Work to be completed:
Check every line of the entries that follow, and copy the ones containing "Vitamin".

[Figure record extracts]

** START **

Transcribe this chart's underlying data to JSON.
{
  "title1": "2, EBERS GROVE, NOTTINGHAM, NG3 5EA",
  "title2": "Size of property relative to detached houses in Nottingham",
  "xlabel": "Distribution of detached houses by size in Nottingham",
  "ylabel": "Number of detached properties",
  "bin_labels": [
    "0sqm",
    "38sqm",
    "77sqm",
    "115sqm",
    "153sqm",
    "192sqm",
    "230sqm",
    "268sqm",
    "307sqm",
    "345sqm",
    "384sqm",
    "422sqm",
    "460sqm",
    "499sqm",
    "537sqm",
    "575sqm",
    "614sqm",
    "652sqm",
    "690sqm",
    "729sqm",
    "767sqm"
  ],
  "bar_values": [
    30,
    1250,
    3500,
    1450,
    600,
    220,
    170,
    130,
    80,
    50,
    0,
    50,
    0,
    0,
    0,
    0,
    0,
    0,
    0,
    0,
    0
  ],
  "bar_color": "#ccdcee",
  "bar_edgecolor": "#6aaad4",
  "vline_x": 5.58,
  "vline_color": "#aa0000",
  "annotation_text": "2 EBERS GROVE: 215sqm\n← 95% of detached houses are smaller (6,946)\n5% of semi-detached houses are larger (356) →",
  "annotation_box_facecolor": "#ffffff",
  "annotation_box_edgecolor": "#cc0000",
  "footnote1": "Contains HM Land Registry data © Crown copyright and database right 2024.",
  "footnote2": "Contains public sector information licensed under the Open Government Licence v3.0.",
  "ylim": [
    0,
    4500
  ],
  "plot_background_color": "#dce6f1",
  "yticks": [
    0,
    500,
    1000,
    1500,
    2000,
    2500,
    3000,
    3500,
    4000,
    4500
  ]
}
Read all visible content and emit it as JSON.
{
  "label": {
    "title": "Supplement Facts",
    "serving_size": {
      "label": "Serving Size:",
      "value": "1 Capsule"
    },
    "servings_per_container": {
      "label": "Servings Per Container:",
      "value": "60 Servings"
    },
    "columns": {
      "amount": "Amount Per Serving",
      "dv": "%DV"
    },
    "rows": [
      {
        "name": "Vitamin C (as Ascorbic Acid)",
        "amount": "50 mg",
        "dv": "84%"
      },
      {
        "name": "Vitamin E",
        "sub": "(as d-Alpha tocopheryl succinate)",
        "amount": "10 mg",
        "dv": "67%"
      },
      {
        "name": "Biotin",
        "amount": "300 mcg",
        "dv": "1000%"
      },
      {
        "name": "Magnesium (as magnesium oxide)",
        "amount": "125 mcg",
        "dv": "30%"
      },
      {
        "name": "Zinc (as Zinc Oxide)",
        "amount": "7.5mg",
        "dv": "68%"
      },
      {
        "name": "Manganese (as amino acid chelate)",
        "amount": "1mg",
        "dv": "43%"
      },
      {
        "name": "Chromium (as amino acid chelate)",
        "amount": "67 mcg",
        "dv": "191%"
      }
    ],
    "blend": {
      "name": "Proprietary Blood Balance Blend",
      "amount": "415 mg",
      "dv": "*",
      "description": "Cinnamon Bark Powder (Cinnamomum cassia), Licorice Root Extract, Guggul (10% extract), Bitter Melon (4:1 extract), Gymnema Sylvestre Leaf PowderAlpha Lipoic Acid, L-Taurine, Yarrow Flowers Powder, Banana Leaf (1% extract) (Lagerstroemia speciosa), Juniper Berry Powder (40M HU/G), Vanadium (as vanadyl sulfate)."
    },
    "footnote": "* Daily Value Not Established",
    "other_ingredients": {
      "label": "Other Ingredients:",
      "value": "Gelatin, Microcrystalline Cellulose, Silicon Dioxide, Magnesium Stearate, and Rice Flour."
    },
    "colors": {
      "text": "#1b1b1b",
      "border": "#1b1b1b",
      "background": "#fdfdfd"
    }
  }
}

** END **

Output for this exercise:
        "name": "Vitamin C (as Ascorbic Acid)",
        "name": "Vitamin E",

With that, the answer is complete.